— START DATA IN THIS EXERCISE —
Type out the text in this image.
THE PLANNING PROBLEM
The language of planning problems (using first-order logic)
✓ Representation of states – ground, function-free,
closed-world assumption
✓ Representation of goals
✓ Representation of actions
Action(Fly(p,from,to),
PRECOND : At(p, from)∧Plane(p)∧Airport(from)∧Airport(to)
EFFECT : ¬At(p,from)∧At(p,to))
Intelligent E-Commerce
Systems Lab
— END DATA IN THIS EXERCISE —
Reproduce the material precisely, including every line.

▶ _REPLY_:
Type out the text in this image.
THE PLANNING PROBLEM
The language of planning problems (using first-order logic)
✓ Representation of states – ground, function-free,
closed-world assumption
✓ Representation of goals
✓ Representation of actions
Action(Fly(p,from,to),
PRECOND : At(p, from)∧Plane(p)∧Airport(from)∧Airport(to)
EFFECT : ¬At(p,from)∧At(p,to))
Intelligent E-Commerce
Systems Lab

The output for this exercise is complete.